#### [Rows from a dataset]
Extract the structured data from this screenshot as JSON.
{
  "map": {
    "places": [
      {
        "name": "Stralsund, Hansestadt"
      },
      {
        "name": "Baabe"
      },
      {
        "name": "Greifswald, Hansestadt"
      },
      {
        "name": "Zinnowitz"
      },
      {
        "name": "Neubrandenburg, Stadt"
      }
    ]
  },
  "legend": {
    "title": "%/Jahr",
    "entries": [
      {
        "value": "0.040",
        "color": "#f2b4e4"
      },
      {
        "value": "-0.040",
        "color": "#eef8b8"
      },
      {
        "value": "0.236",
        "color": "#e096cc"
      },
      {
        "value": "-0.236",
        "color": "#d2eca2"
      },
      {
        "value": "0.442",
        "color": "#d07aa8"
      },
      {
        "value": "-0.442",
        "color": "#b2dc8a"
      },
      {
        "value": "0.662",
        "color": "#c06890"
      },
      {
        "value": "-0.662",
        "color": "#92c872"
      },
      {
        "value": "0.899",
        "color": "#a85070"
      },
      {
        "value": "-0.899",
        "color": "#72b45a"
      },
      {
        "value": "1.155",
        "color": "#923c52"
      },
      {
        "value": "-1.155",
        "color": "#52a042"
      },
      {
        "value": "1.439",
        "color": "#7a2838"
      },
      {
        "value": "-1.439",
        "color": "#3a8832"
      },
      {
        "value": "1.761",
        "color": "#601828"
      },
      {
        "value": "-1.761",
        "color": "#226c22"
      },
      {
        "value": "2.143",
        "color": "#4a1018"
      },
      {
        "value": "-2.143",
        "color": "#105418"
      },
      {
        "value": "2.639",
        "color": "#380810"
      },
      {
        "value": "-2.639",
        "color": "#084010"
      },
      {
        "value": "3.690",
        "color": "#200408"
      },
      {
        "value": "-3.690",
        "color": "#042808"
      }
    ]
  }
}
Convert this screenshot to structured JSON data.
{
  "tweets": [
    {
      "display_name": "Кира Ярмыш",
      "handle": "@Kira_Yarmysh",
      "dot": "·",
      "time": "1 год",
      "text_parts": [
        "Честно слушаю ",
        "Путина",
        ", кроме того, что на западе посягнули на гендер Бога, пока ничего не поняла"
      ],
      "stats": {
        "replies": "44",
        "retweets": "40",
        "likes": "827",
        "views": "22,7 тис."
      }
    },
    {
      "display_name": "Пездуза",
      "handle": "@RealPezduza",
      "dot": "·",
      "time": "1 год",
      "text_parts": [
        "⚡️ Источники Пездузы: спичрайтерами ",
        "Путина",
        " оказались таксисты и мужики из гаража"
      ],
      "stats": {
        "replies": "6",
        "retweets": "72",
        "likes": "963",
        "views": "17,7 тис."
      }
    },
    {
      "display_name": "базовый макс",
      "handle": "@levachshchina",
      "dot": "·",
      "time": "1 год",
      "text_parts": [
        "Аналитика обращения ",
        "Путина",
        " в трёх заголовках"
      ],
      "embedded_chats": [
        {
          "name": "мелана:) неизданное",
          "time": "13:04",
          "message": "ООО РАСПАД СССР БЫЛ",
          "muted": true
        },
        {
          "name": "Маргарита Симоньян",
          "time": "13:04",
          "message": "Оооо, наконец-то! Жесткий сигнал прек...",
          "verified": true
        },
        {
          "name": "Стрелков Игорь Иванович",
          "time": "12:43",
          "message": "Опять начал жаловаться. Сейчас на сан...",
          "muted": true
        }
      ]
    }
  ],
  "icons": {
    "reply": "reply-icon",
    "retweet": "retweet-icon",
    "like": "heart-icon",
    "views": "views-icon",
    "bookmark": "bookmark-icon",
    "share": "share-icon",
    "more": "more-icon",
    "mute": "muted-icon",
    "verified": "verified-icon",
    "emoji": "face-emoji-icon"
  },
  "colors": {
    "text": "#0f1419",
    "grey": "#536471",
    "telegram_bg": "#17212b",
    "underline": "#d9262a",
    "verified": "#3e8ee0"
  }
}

#### [REQUIREMENTS]
Transcribe all the entries, keeping each one exactly as it is.

#### [RIGHT ANSWER]
Extract the structured data from this screenshot as JSON.
{
  "map": {
    "places": [
      {
        "name": "Stralsund, Hansestadt"
      },
      {
        "name": "Baabe"
      },
      {
        "name": "Greifswald, Hansestadt"
      },
      {
        "name": "Zinnowitz"
      },
      {
        "name": "Neubrandenburg, Stadt"
      }
    ]
  },
  "legend": {
    "title": "%/Jahr",
    "entries": [
      {
        "value": "0.040",
        "color": "#f2b4e4"
      },
      {
        "value": "-0.040",
        "color": "#eef8b8"
      },
      {
        "value": "0.236",
        "color": "#e096cc"
      },
      {
        "value": "-0.236",
        "color": "#d2eca2"
      },
      {
        "value": "0.442",
        "color": "#d07aa8"
      },
      {
        "value": "-0.442",
        "color": "#b2dc8a"
      },
      {
        "value": "0.662",
        "color": "#c06890"
      },
      {
        "value": "-0.662",
        "color": "#92c872"
      },
      {
        "value": "0.899",
        "color": "#a85070"
      },
      {
        "value": "-0.899",
        "color": "#72b45a"
      },
      {
        "value": "1.155",
        "color": "#923c52"
      },
      {
        "value": "-1.155",
        "color": "#52a042"
      },
      {
        "value": "1.439",
        "color": "#7a2838"
      },
      {
        "value": "-1.439",
        "color": "#3a8832"
      },
      {
        "value": "1.761",
        "color": "#601828"
      },
      {
        "value": "-1.761",
        "color": "#226c22"
      },
      {
        "value": "2.143",
        "color": "#4a1018"
      },
      {
        "value": "-2.143",
        "color": "#105418"
      },
      {
        "value": "2.639",
        "color": "#380810"
      },
      {
        "value": "-2.639",
        "color": "#084010"
      },
      {
        "value": "3.690",
        "color": "#200408"
      },
      {
        "value": "-3.690",
        "color": "#042808"
      }
    ]
  }
}
Convert this screenshot to structured JSON data.
{
  "tweets": [
    {
      "display_name": "Кира Ярмыш",
      "handle": "@Kira_Yarmysh",
      "dot": "·",
      "time": "1 год",
      "text_parts": [
        "Честно слушаю ",
        "Путина",
        ", кроме того, что на западе посягнули на гендер Бога, пока ничего не поняла"
      ],
      "stats": {
        "replies": "44",
        "retweets": "40",
        "likes": "827",
        "views": "22,7 тис."
      }
    },
    {
      "display_name": "Пездуза",
      "handle": "@RealPezduza",
      "dot": "·",
      "time": "1 год",
      "text_parts": [
        "⚡️ Источники Пездузы: спичрайтерами ",
        "Путина",
        " оказались таксисты и мужики из гаража"
      ],
      "stats": {
        "replies": "6",
        "retweets": "72",
        "likes": "963",
        "views": "17,7 тис."
      }
    },
    {
      "display_name": "базовый макс",
      "handle": "@levachshchina",
      "dot": "·",
      "time": "1 год",
      "text_parts": [
        "Аналитика обращения ",
        "Путина",
        " в трёх заголовках"
      ],
      "embedded_chats": [
        {
          "name": "мелана:) неизданное",
          "time": "13:04",
          "message": "ООО РАСПАД СССР БЫЛ",
          "muted": true
        },
        {
          "name": "Маргарита Симоньян",
          "time": "13:04",
          "message": "Оооо, наконец-то! Жесткий сигнал прек...",
          "verified": true
        },
        {
          "name": "Стрелков Игорь Иванович",
          "time": "12:43",
          "message": "Опять начал жаловаться. Сейчас на сан...",
          "muted": true
        }
      ]
    }
  ],
  "icons": {
    "reply": "reply-icon",
    "retweet": "retweet-icon",
    "like": "heart-icon",
    "views": "views-icon",
    "bookmark": "bookmark-icon",
    "share": "share-icon",
    "more": "more-icon",
    "mute": "muted-icon",
    "verified": "verified-icon",
    "emoji": "face-emoji-icon"
  },
  "colors": {
    "text": "#0f1419",
    "grey": "#536471",
    "telegram_bg": "#17212b",
    "underline": "#d9262a",
    "verified": "#3e8ee0"
  }
}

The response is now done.